-- The problem --
Set down the full listing exactly, character for character.

Collection entries
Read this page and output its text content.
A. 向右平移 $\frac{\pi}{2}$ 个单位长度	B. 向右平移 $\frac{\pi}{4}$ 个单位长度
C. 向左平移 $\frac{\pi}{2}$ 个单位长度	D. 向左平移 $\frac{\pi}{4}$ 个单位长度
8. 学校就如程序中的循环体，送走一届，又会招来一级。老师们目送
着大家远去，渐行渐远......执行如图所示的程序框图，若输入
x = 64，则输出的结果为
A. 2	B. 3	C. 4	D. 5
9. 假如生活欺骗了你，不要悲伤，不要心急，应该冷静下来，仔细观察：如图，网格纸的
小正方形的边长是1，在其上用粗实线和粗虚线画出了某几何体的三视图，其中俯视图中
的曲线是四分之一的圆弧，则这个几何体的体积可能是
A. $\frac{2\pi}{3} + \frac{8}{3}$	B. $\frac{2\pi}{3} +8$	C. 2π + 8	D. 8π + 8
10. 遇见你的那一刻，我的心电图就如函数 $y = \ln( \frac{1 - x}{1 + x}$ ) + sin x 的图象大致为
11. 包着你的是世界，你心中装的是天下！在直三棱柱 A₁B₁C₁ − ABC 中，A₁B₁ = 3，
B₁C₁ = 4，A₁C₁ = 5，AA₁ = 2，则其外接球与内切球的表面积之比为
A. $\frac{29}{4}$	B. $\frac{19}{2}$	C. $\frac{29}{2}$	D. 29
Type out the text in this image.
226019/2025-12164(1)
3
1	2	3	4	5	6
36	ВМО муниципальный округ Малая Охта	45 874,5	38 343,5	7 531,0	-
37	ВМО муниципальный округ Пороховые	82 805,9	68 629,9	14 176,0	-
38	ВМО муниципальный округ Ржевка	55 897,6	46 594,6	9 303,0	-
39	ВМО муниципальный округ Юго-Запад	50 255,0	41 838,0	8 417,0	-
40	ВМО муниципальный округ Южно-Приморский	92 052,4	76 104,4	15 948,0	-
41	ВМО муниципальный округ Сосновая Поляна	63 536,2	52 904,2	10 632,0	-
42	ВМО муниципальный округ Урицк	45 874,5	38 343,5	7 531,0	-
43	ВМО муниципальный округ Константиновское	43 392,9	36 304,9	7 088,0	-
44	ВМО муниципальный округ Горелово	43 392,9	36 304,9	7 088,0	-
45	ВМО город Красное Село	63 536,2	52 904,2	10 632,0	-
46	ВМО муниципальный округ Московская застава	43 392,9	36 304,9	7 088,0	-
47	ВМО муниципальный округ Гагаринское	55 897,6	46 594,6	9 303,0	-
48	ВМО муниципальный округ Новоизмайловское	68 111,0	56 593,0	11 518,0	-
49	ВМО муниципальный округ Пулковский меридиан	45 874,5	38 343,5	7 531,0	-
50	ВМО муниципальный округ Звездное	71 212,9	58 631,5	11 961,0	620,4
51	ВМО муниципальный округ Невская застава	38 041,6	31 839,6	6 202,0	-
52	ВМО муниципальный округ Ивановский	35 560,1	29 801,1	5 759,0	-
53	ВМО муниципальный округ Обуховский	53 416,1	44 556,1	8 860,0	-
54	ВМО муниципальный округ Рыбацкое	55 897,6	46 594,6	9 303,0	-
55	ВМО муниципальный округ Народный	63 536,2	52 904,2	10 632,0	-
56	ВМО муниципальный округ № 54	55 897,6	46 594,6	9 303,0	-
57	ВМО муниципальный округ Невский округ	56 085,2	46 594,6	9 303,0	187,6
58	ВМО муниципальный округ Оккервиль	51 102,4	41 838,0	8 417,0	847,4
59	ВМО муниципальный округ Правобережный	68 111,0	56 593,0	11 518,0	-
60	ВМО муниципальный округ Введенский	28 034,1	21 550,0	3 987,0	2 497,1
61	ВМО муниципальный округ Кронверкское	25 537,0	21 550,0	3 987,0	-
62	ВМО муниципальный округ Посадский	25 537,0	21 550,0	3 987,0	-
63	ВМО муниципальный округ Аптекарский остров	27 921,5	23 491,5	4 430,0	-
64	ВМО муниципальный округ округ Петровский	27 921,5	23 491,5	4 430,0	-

-- The output --
Read this page and output its text content.
A. 向右平移 $\frac{\pi}{2}$ 个单位长度	B. 向右平移 $\frac{\pi}{4}$ 个单位长度
C. 向左平移 $\frac{\pi}{2}$ 个单位长度	D. 向左平移 $\frac{\pi}{4}$ 个单位长度
8. 学校就如程序中的循环体，送走一届，又会招来一级。老师们目送
着大家远去，渐行渐远......执行如图所示的程序框图，若输入
x = 64，则输出的结果为
A. 2	B. 3	C. 4	D. 5
9. 假如生活欺骗了你，不要悲伤，不要心急，应该冷静下来，仔细观察：如图，网格纸的
小正方形的边长是1，在其上用粗实线和粗虚线画出了某几何体的三视图，其中俯视图中
的曲线是四分之一的圆弧，则这个几何体的体积可能是
A. $\frac{2\pi}{3} + \frac{8}{3}$	B. $\frac{2\pi}{3} +8$	C. 2π + 8	D. 8π + 8
10. 遇见你的那一刻，我的心电图就如函数 $y = \ln( \frac{1 - x}{1 + x}$ ) + sin x 的图象大致为
11. 包着你的是世界，你心中装的是天下！在直三棱柱 A₁B₁C₁ − ABC 中，A₁B₁ = 3，
B₁C₁ = 4，A₁C₁ = 5，AA₁ = 2，则其外接球与内切球的表面积之比为
A. $\frac{29}{4}$	B. $\frac{19}{2}$	C. $\frac{29}{2}$	D. 29
Type out the text in this image.
226019/2025-12164(1)
3
1	2	3	4	5	6
36	ВМО муниципальный округ Малая Охта	45 874,5	38 343,5	7 531,0	-
37	ВМО муниципальный округ Пороховые	82 805,9	68 629,9	14 176,0	-
38	ВМО муниципальный округ Ржевка	55 897,6	46 594,6	9 303,0	-
39	ВМО муниципальный округ Юго-Запад	50 255,0	41 838,0	8 417,0	-
40	ВМО муниципальный округ Южно-Приморский	92 052,4	76 104,4	15 948,0	-
41	ВМО муниципальный округ Сосновая Поляна	63 536,2	52 904,2	10 632,0	-
42	ВМО муниципальный округ Урицк	45 874,5	38 343,5	7 531,0	-
43	ВМО муниципальный округ Константиновское	43 392,9	36 304,9	7 088,0	-
44	ВМО муниципальный округ Горелово	43 392,9	36 304,9	7 088,0	-
45	ВМО город Красное Село	63 536,2	52 904,2	10 632,0	-
46	ВМО муниципальный округ Московская застава	43 392,9	36 304,9	7 088,0	-
47	ВМО муниципальный округ Гагаринское	55 897,6	46 594,6	9 303,0	-
48	ВМО муниципальный округ Новоизмайловское	68 111,0	56 593,0	11 518,0	-
49	ВМО муниципальный округ Пулковский меридиан	45 874,5	38 343,5	7 531,0	-
50	ВМО муниципальный округ Звездное	71 212,9	58 631,5	11 961,0	620,4
51	ВМО муниципальный округ Невская застава	38 041,6	31 839,6	6 202,0	-
52	ВМО муниципальный округ Ивановский	35 560,1	29 801,1	5 759,0	-
53	ВМО муниципальный округ Обуховский	53 416,1	44 556,1	8 860,0	-
54	ВМО муниципальный округ Рыбацкое	55 897,6	46 594,6	9 303,0	-
55	ВМО муниципальный округ Народный	63 536,2	52 904,2	10 632,0	-
56	ВМО муниципальный округ № 54	55 897,6	46 594,6	9 303,0	-
57	ВМО муниципальный округ Невский округ	56 085,2	46 594,6	9 303,0	187,6
58	ВМО муниципальный округ Оккервиль	51 102,4	41 838,0	8 417,0	847,4
59	ВМО муниципальный округ Правобережный	68 111,0	56 593,0	11 518,0	-
60	ВМО муниципальный округ Введенский	28 034,1	21 550,0	3 987,0	2 497,1
61	ВМО муниципальный округ Кронверкское	25 537,0	21 550,0	3 987,0	-
62	ВМО муниципальный округ Посадский	25 537,0	21 550,0	3 987,0	-
63	ВМО муниципальный округ Аптекарский остров	27 921,5	23 491,5	4 430,0	-
64	ВМО муниципальный округ округ Петровский	27 921,5	23 491,5	4 430,0	-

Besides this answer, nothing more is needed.